- _ФРАГМЕНТ_:
((
В зачине статьи авторы вскользь признают, что с эстрады Высоцкий поет песни, не вызывающие у них сомнений. Но это не более чем виньетка: оказывается, «барды» из Москвы «быстрее вируса» распространяют «эпидемию блатных и пошлых песен». Высоцкий не исключение, именно он преподносит под видом искусства обывательщину, пошлость и безнравственность. Он «поет от имени и во имя алкоголиков, штрафников, преступников, людей порочных и неполноценных. Это распоясавшиеся хулиганы, похваляющиеся своей безнаказанностью». Итоговый вывод: артист запел «с чужого голоса».
Чиновникам всех уровней не надо иметь особого «верхнего слуха», чтобы сообразить: сигнал, посланный третьей по рангу общеполитической газетой страны, услышан и принят «к руководству и исполнению». Тотчас же его подхватила и развила тогдашняя «Комсомолка»; к «делу» начали приобщаться и некоторые провинциальные издания.
))
(Элементы данных)
((
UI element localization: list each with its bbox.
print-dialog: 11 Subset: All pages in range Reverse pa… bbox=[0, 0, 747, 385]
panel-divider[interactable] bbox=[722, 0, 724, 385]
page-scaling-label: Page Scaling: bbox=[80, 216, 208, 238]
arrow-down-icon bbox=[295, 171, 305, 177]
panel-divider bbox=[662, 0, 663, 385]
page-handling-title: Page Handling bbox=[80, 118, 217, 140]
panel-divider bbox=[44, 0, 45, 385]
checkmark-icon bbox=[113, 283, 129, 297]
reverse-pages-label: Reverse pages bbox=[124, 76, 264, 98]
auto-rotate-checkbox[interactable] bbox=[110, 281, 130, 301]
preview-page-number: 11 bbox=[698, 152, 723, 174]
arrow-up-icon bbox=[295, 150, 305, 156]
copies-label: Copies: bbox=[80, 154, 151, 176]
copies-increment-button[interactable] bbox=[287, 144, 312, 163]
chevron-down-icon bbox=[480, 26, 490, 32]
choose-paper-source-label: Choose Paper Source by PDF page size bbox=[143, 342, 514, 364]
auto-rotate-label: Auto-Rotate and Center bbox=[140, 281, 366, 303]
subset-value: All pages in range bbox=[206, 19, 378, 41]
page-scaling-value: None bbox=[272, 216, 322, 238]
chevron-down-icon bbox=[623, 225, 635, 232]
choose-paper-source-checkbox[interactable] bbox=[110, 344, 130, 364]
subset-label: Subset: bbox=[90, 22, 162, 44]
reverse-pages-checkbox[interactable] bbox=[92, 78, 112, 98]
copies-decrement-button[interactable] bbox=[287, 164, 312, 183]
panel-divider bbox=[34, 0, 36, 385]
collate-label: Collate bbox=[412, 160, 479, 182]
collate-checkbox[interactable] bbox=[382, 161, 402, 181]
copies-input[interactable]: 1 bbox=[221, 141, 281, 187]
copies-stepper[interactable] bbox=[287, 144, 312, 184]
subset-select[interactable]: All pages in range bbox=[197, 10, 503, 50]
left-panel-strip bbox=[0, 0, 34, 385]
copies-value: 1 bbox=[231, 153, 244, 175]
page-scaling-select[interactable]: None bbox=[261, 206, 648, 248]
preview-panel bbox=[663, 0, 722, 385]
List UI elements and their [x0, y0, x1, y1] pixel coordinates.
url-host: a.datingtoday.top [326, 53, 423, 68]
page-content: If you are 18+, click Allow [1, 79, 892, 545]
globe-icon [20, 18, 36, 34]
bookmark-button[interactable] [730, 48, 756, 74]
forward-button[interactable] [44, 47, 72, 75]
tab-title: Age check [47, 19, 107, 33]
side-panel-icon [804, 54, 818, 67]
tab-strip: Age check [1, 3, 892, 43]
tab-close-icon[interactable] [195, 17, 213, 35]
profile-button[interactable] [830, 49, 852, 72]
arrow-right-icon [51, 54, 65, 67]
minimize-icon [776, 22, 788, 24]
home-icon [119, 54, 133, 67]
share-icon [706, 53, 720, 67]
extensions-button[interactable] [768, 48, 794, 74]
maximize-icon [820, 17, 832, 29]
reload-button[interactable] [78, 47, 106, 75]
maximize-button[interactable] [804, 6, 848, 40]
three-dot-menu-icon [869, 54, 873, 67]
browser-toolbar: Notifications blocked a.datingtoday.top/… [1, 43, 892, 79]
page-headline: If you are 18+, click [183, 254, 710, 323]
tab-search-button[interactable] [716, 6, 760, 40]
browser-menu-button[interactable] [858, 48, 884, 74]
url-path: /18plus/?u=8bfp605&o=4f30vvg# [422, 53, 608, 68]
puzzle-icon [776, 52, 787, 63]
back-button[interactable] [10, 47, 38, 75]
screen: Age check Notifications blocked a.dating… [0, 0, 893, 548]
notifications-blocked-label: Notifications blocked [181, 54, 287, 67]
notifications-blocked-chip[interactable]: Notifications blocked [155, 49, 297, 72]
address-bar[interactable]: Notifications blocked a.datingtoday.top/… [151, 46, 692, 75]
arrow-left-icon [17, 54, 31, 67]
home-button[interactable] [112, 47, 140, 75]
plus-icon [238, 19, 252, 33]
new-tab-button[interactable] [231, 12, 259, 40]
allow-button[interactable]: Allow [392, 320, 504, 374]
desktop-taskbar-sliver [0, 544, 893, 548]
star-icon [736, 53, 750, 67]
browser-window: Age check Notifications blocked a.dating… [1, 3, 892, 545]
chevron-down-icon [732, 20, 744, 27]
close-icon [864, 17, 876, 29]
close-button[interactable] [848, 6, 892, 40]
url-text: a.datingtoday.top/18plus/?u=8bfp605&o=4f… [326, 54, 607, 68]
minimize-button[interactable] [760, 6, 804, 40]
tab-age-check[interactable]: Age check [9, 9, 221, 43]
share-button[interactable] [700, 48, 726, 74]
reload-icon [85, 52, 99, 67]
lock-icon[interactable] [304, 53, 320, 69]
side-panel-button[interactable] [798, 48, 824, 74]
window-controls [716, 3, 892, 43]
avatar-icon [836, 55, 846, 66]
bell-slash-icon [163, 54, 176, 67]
))
- _УСЛОВИЯ ЗАДАНИЯ_:
**1)** Перепишите записи от самого начала до строки с "panel-divider bbox=[34, 0, 36, 385]" включительно, подставив "Rotate and Center" вместо "Auto-Rotate and Center"; всё остальное оставьте без изменений.
**2)** Продолжите фрагмент о газетных нападках на Высоцкого, начав сразу после его последнего предложения.
Фрагмент и записи представляют собой независимые друг от друга материалы.

- _В ОТВЕТ_:
**1)**
UI element localization: list each with its bbox.
print-dialog: 11 Subset: All pages in range Reverse pa… bbox=[0, 0, 747, 385]
panel-divider[interactable] bbox=[722, 0, 724, 385]
page-scaling-label: Page Scaling: bbox=[80, 216, 208, 238]
arrow-down-icon bbox=[295, 171, 305, 177]
panel-divider bbox=[662, 0, 663, 385]
page-handling-title: Page Handling bbox=[80, 118, 217, 140]
panel-divider bbox=[44, 0, 45, 385]
checkmark-icon bbox=[113, 283, 129, 297]
reverse-pages-label: Reverse pages bbox=[124, 76, 264, 98]
auto-rotate-checkbox[interactable] bbox=[110, 281, 130, 301]
preview-page-number: 11 bbox=[698, 152, 723, 174]
arrow-up-icon bbox=[295, 150, 305, 156]
copies-label: Copies: bbox=[80, 154, 151, 176]
copies-increment-button[interactable] bbox=[287, 144, 312, 163]
chevron-down-icon bbox=[480, 26, 490, 32]
choose-paper-source-label: Choose Paper Source by PDF page size bbox=[143, 342, 514, 364]
auto-rotate-label: Rotate and Center bbox=[140, 281, 366, 303]
subset-value: All pages in range bbox=[206, 19, 378, 41]
page-scaling-value: None bbox=[272, 216, 322, 238]
chevron-down-icon bbox=[623, 225, 635, 232]
choose-paper-source-checkbox[interactable] bbox=[110, 344, 130, 364]
subset-label: Subset: bbox=[90, 22, 162, 44]
reverse-pages-checkbox[interactable] bbox=[92, 78, 112, 98]
copies-decrement-button[interactable] bbox=[287, 164, 312, 183]
panel-divider bbox=[34, 0, 36, 385]

**2)**
Перед Высоцким закрылись двери дворцов культуры, клубов, концертных залов и площадок; появились ограничения в его кинодеятельности, хотя только что вышедшие фильмы «Вертикаль» и «Служили два товарища» не оставляли сомнений: в кинематографе появился новый и настоящий талант.
Словом, обложили со всех сторон.
Вот в такой ситуации Высоцкий, знающий, как все подлинные художники, себе цену, гордый и самолюбивый, вынужден был обратиться с письмом в Центральный Комитет КПСС. Он хорошо понимал, что только на самом верху могут, если, разумеется, захотят, разобраться объективно в сложившейся вокруг его песенного творчества ситуации. Как потом выяснилось, особых иллюзий он не питал.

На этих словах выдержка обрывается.